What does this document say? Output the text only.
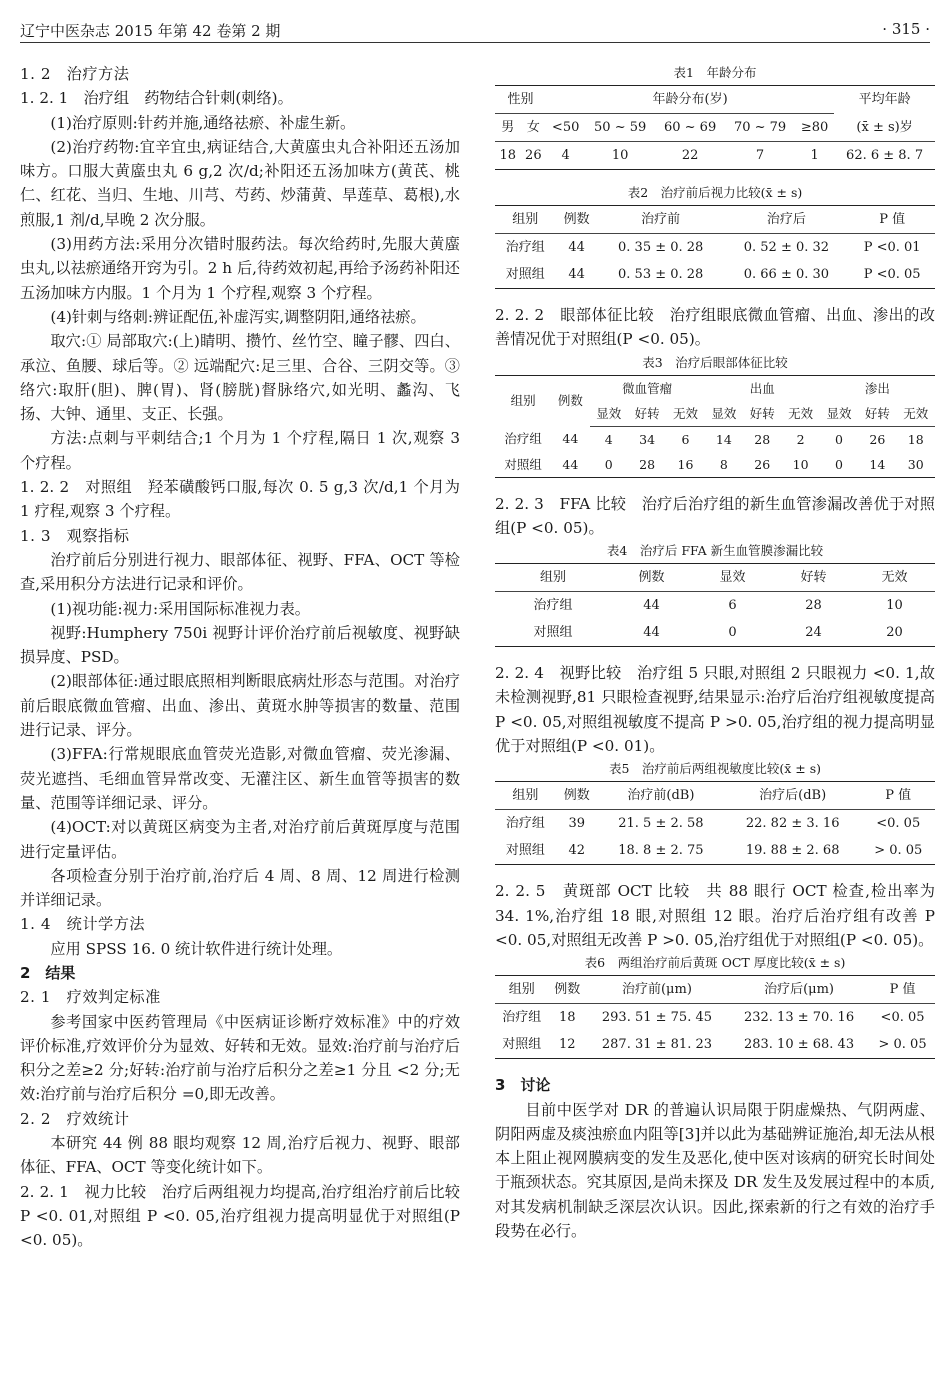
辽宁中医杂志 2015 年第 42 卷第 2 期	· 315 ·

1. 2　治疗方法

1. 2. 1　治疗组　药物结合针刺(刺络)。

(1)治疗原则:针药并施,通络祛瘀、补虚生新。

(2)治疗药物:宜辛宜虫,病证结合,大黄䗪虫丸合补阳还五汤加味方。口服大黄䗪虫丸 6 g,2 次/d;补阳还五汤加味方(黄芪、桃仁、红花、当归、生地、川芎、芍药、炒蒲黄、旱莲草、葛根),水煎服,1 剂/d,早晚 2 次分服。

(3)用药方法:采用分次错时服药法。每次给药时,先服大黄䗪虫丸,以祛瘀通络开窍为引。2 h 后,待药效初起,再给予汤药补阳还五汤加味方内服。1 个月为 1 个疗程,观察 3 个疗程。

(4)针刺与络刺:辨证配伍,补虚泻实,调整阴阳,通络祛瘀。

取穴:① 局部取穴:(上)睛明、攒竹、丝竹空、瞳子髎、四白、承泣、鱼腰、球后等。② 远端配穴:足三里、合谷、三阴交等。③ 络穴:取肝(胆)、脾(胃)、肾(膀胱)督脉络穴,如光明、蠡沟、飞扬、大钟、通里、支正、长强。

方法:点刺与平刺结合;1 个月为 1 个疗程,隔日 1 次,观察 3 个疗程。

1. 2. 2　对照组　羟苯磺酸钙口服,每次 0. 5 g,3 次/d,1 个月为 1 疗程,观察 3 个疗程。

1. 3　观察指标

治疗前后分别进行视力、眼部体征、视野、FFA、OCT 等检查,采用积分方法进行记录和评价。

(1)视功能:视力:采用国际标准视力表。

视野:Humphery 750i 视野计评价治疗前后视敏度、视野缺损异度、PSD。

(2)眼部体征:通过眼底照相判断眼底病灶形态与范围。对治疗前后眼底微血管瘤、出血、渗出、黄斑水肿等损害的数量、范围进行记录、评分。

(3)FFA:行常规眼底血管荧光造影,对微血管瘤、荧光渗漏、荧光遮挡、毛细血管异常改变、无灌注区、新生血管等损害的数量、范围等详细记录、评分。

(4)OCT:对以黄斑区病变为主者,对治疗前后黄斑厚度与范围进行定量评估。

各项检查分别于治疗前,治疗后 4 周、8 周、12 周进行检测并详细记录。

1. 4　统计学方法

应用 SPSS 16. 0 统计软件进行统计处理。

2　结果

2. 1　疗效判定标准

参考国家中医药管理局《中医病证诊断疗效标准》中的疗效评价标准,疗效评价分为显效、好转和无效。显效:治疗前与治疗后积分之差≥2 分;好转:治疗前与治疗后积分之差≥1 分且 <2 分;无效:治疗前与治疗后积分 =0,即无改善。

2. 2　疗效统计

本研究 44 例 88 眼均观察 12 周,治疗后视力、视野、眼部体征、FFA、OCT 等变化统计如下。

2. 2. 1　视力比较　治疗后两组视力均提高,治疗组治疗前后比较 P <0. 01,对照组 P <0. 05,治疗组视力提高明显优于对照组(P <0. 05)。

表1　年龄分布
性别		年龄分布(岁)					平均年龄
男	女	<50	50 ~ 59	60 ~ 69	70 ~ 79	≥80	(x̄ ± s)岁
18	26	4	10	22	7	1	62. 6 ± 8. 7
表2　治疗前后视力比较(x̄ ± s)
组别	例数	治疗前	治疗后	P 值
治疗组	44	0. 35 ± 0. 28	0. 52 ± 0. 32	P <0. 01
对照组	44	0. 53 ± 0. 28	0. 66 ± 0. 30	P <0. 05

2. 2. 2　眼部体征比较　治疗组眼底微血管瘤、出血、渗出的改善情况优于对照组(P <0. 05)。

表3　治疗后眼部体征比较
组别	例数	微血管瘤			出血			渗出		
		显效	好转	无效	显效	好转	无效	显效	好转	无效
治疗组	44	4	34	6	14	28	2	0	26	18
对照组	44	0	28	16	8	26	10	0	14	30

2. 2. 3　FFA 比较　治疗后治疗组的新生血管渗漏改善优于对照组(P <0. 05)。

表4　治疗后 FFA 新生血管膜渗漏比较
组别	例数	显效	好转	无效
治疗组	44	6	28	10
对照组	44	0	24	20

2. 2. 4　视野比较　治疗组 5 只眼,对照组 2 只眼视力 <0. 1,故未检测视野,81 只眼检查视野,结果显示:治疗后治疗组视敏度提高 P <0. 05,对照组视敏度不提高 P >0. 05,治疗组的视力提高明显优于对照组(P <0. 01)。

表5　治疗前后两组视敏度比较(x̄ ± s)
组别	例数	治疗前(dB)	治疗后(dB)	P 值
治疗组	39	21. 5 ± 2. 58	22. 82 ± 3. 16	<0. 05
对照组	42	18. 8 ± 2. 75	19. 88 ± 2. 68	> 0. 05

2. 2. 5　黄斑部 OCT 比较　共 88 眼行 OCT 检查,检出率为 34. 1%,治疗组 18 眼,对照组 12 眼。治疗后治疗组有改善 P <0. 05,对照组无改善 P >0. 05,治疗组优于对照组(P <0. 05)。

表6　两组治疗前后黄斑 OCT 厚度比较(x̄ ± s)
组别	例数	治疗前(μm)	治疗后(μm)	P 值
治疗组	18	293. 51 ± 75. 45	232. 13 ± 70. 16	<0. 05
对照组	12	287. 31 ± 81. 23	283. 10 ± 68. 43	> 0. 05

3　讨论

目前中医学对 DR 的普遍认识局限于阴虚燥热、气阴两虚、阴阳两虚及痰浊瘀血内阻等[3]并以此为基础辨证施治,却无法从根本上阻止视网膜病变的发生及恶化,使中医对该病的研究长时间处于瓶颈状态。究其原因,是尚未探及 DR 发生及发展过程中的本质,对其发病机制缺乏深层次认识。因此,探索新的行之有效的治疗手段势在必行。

• _Aim of the exercise_
Make an exact copy of the data above, pictures excluded.

• _Correct output_
What does this document say? Output the text only.
辽宁中医杂志 2015 年第 42 卷第 2 期	· 315 ·

1. 2　治疗方法

1. 2. 1　治疗组　药物结合针刺(刺络)。

(1)治疗原则:针药并施,通络祛瘀、补虚生新。

(2)治疗药物:宜辛宜虫,病证结合,大黄䗪虫丸合补阳还五汤加味方。口服大黄䗪虫丸 6 g,2 次/d;补阳还五汤加味方(黄芪、桃仁、红花、当归、生地、川芎、芍药、炒蒲黄、旱莲草、葛根),水煎服,1 剂/d,早晚 2 次分服。

(3)用药方法:采用分次错时服药法。每次给药时,先服大黄䗪虫丸,以祛瘀通络开窍为引。2 h 后,待药效初起,再给予汤药补阳还五汤加味方内服。1 个月为 1 个疗程,观察 3 个疗程。

(4)针刺与络刺:辨证配伍,补虚泻实,调整阴阳,通络祛瘀。

取穴:① 局部取穴:(上)睛明、攒竹、丝竹空、瞳子髎、四白、承泣、鱼腰、球后等。② 远端配穴:足三里、合谷、三阴交等。③ 络穴:取肝(胆)、脾(胃)、肾(膀胱)督脉络穴,如光明、蠡沟、飞扬、大钟、通里、支正、长强。

方法:点刺与平刺结合;1 个月为 1 个疗程,隔日 1 次,观察 3 个疗程。

1. 2. 2　对照组　羟苯磺酸钙口服,每次 0. 5 g,3 次/d,1 个月为 1 疗程,观察 3 个疗程。

1. 3　观察指标

治疗前后分别进行视力、眼部体征、视野、FFA、OCT 等检查,采用积分方法进行记录和评价。

(1)视功能:视力:采用国际标准视力表。

视野:Humphery 750i 视野计评价治疗前后视敏度、视野缺损异度、PSD。

(2)眼部体征:通过眼底照相判断眼底病灶形态与范围。对治疗前后眼底微血管瘤、出血、渗出、黄斑水肿等损害的数量、范围进行记录、评分。

(3)FFA:行常规眼底血管荧光造影,对微血管瘤、荧光渗漏、荧光遮挡、毛细血管异常改变、无灌注区、新生血管等损害的数量、范围等详细记录、评分。

(4)OCT:对以黄斑区病变为主者,对治疗前后黄斑厚度与范围进行定量评估。

各项检查分别于治疗前,治疗后 4 周、8 周、12 周进行检测并详细记录。

1. 4　统计学方法

应用 SPSS 16. 0 统计软件进行统计处理。

2　结果

2. 1　疗效判定标准

参考国家中医药管理局《中医病证诊断疗效标准》中的疗效评价标准,疗效评价分为显效、好转和无效。显效:治疗前与治疗后积分之差≥2 分;好转:治疗前与治疗后积分之差≥1 分且 <2 分;无效:治疗前与治疗后积分 =0,即无改善。

2. 2　疗效统计

本研究 44 例 88 眼均观察 12 周,治疗后视力、视野、眼部体征、FFA、OCT 等变化统计如下。

2. 2. 1　视力比较　治疗后两组视力均提高,治疗组治疗前后比较 P <0. 01,对照组 P <0. 05,治疗组视力提高明显优于对照组(P <0. 05)。

表1　年龄分布
性别		年龄分布(岁)					平均年龄
男	女	<50	50 ~ 59	60 ~ 69	70 ~ 79	≥80	(x̄ ± s)岁
18	26	4	10	22	7	1	62. 6 ± 8. 7
表2　治疗前后视力比较(x̄ ± s)
组别	例数	治疗前	治疗后	P 值
治疗组	44	0. 35 ± 0. 28	0. 52 ± 0. 32	P <0. 01
对照组	44	0. 53 ± 0. 28	0. 66 ± 0. 30	P <0. 05

2. 2. 2　眼部体征比较　治疗组眼底微血管瘤、出血、渗出的改善情况优于对照组(P <0. 05)。

表3　治疗后眼部体征比较
组别	例数	微血管瘤			出血			渗出		
		显效	好转	无效	显效	好转	无效	显效	好转	无效
治疗组	44	4	34	6	14	28	2	0	26	18
对照组	44	0	28	16	8	26	10	0	14	30

2. 2. 3　FFA 比较　治疗后治疗组的新生血管渗漏改善优于对照组(P <0. 05)。

表4　治疗后 FFA 新生血管膜渗漏比较
组别	例数	显效	好转	无效
治疗组	44	6	28	10
对照组	44	0	24	20

2. 2. 4　视野比较　治疗组 5 只眼,对照组 2 只眼视力 <0. 1,故未检测视野,81 只眼检查视野,结果显示:治疗后治疗组视敏度提高 P <0. 05,对照组视敏度不提高 P >0. 05,治疗组的视力提高明显优于对照组(P <0. 01)。

表5　治疗前后两组视敏度比较(x̄ ± s)
组别	例数	治疗前(dB)	治疗后(dB)	P 值
治疗组	39	21. 5 ± 2. 58	22. 82 ± 3. 16	<0. 05
对照组	42	18. 8 ± 2. 75	19. 88 ± 2. 68	> 0. 05

2. 2. 5　黄斑部 OCT 比较　共 88 眼行 OCT 检查,检出率为 34. 1%,治疗组 18 眼,对照组 12 眼。治疗后治疗组有改善 P <0. 05,对照组无改善 P >0. 05,治疗组优于对照组(P <0. 05)。

表6　两组治疗前后黄斑 OCT 厚度比较(x̄ ± s)
组别	例数	治疗前(μm)	治疗后(μm)	P 值
治疗组	18	293. 51 ± 75. 45	232. 13 ± 70. 16	<0. 05
对照组	12	287. 31 ± 81. 23	283. 10 ± 68. 43	> 0. 05

3　讨论

目前中医学对 DR 的普遍认识局限于阴虚燥热、气阴两虚、阴阳两虚及痰浊瘀血内阻等[3]并以此为基础辨证施治,却无法从根本上阻止视网膜病变的发生及恶化,使中医对该病的研究长时间处于瓶颈状态。究其原因,是尚未探及 DR 发生及发展过程中的本质,对其发病机制缺乏深层次认识。因此,探索新的行之有效的治疗手段势在必行。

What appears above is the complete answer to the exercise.